What is the number of lines in these entries that include "fast"? Write that number and no other text.
>> Begin
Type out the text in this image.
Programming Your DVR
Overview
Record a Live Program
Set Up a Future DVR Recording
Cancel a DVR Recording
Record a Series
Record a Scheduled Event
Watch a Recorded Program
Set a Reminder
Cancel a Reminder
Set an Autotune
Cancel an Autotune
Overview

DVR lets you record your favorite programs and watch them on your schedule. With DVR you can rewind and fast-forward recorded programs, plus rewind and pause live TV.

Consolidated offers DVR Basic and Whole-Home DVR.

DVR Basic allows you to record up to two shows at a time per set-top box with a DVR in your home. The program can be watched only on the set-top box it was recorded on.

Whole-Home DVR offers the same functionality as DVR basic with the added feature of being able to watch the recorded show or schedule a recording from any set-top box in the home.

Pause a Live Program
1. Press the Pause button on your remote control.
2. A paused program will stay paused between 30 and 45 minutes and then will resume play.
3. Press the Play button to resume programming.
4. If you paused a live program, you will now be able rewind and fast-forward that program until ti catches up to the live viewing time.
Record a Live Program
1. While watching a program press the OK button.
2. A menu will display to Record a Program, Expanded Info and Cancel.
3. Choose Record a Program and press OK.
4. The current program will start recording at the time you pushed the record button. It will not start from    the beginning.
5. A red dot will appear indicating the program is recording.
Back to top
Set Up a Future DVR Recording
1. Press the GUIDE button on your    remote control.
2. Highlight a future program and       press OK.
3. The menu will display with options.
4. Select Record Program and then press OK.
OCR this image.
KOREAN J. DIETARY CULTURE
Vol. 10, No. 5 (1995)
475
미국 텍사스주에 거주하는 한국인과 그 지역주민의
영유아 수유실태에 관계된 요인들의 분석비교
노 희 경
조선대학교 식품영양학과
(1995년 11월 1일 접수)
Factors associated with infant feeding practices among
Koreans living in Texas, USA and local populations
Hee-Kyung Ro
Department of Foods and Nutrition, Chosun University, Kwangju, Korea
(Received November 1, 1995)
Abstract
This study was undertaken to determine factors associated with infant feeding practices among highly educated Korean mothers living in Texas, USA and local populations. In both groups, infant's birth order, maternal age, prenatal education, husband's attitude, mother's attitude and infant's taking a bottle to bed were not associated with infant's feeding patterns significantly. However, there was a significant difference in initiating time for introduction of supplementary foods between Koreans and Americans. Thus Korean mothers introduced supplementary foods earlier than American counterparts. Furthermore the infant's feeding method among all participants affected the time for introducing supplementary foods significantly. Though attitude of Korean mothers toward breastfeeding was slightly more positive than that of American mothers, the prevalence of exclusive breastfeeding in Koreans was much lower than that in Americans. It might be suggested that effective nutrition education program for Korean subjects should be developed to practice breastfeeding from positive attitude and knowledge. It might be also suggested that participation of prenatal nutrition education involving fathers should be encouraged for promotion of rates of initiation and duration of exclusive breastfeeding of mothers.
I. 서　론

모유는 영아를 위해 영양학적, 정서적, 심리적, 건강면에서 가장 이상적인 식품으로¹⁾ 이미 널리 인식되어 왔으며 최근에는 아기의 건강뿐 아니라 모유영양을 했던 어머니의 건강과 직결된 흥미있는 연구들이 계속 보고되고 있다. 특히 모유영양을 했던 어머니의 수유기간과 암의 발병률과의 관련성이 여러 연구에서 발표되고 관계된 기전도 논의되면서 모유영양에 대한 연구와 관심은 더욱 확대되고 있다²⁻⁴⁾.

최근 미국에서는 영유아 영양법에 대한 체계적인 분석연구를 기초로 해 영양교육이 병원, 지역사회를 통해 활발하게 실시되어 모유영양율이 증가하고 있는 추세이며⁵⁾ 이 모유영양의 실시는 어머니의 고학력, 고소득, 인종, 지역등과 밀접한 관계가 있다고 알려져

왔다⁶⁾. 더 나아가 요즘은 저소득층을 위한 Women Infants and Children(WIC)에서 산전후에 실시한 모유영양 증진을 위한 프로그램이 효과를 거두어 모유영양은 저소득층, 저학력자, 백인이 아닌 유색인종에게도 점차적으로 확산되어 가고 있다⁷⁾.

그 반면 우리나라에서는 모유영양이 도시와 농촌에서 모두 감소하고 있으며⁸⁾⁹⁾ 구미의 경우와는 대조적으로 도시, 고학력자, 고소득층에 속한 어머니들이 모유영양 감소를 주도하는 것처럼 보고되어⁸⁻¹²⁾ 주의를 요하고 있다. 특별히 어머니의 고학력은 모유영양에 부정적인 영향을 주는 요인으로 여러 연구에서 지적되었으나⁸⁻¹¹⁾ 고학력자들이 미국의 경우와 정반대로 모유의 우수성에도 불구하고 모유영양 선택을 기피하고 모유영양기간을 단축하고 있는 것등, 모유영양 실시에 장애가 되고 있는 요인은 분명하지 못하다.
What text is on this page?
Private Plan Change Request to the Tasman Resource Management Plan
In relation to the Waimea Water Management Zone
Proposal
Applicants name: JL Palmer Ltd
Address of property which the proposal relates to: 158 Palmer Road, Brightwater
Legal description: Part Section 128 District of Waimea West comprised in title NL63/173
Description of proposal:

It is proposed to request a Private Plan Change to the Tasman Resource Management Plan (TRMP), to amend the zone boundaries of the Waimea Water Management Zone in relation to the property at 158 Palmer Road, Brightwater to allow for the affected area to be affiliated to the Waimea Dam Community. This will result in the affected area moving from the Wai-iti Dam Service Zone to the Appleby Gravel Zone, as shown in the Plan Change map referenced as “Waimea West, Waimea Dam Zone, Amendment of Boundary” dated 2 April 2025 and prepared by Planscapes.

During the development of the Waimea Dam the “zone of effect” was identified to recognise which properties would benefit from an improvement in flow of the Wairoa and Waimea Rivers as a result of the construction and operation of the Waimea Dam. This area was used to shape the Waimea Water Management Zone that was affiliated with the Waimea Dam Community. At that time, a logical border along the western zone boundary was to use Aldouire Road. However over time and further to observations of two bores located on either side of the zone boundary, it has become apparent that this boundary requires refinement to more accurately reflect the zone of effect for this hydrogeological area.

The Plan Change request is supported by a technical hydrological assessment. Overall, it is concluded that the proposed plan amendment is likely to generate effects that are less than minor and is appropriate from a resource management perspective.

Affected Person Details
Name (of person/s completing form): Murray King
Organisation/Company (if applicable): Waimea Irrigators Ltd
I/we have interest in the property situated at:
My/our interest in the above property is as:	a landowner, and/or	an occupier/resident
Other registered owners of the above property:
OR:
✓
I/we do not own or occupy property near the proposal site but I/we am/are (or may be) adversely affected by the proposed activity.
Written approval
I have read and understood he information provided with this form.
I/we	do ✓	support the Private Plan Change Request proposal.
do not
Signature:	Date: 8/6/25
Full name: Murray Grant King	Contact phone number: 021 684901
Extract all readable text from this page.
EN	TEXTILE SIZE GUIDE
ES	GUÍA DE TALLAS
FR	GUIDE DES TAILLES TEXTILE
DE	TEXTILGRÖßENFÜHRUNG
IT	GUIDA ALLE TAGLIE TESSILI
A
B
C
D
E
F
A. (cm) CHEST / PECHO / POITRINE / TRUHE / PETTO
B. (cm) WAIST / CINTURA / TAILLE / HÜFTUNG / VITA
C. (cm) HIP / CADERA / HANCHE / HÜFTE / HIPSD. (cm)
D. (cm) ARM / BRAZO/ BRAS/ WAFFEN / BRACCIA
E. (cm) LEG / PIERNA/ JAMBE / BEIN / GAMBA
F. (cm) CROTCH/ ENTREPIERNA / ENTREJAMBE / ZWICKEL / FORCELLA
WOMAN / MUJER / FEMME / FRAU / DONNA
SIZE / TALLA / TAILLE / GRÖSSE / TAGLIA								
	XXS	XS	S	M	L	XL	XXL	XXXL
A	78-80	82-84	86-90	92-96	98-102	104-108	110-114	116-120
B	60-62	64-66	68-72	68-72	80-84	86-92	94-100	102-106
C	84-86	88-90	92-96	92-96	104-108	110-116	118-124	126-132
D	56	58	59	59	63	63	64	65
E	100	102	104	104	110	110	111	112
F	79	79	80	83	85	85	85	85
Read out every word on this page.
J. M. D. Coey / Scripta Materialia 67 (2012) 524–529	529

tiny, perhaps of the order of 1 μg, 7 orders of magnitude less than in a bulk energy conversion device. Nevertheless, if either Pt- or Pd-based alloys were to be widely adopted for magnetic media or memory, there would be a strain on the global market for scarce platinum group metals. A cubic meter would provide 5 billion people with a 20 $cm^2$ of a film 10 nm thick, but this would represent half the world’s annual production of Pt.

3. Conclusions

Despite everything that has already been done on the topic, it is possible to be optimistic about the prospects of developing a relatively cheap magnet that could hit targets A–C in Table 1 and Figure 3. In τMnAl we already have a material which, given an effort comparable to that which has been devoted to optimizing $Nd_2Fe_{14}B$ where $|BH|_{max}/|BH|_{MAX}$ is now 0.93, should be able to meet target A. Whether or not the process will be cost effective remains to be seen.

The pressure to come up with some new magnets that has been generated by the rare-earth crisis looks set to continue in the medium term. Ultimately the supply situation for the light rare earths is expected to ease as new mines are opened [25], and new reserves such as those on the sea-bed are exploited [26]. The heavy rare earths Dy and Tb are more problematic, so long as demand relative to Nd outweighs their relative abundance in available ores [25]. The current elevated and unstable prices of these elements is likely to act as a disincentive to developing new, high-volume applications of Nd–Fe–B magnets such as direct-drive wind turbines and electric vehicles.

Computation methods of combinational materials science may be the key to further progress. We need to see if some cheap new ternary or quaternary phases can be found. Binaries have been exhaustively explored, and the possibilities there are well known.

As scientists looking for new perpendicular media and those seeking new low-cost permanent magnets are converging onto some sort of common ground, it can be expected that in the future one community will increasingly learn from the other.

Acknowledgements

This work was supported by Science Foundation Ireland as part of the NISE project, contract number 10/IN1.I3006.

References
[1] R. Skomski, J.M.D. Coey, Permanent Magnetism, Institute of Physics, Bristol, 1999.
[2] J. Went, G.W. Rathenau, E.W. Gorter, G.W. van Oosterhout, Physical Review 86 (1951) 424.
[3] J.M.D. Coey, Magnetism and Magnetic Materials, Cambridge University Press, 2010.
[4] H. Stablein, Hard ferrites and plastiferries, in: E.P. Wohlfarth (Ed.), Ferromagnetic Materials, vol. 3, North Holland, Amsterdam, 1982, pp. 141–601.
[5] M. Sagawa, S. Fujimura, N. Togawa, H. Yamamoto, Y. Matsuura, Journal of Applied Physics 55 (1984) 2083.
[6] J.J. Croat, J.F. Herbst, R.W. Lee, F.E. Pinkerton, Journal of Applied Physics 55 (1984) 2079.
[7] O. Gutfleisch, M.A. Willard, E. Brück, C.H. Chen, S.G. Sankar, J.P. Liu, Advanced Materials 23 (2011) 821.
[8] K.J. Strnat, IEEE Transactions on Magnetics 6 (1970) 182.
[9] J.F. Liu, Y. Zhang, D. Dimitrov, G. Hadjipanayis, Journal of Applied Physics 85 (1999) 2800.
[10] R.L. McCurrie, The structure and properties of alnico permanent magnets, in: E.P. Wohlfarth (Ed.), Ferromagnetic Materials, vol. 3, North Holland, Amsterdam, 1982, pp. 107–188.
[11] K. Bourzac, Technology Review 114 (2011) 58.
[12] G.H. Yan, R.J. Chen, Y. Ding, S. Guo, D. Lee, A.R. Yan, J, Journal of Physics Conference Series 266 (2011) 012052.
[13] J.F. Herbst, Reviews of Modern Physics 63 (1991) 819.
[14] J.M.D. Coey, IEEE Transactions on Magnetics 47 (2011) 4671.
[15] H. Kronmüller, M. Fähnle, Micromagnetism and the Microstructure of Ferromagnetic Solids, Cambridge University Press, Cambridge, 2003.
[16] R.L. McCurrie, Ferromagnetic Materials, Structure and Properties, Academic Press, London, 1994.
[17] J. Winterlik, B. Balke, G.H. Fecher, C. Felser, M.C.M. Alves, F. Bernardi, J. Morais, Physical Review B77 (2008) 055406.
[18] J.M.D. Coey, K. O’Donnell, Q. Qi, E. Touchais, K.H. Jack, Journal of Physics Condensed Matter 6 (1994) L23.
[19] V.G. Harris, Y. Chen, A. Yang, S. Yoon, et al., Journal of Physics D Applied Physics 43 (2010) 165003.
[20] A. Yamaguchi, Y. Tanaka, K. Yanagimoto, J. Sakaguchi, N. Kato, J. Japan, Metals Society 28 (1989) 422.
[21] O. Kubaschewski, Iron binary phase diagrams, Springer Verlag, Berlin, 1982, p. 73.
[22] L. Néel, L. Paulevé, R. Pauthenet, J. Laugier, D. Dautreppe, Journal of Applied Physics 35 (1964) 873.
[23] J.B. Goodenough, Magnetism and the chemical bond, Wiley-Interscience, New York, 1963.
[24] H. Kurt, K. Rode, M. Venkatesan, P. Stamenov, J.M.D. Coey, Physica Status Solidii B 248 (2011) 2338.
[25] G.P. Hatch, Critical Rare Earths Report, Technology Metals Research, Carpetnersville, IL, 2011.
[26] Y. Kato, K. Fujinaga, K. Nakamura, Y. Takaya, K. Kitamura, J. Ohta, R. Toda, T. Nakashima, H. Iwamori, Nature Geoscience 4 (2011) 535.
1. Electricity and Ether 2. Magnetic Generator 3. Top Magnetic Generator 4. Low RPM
>> End
# RESULT
2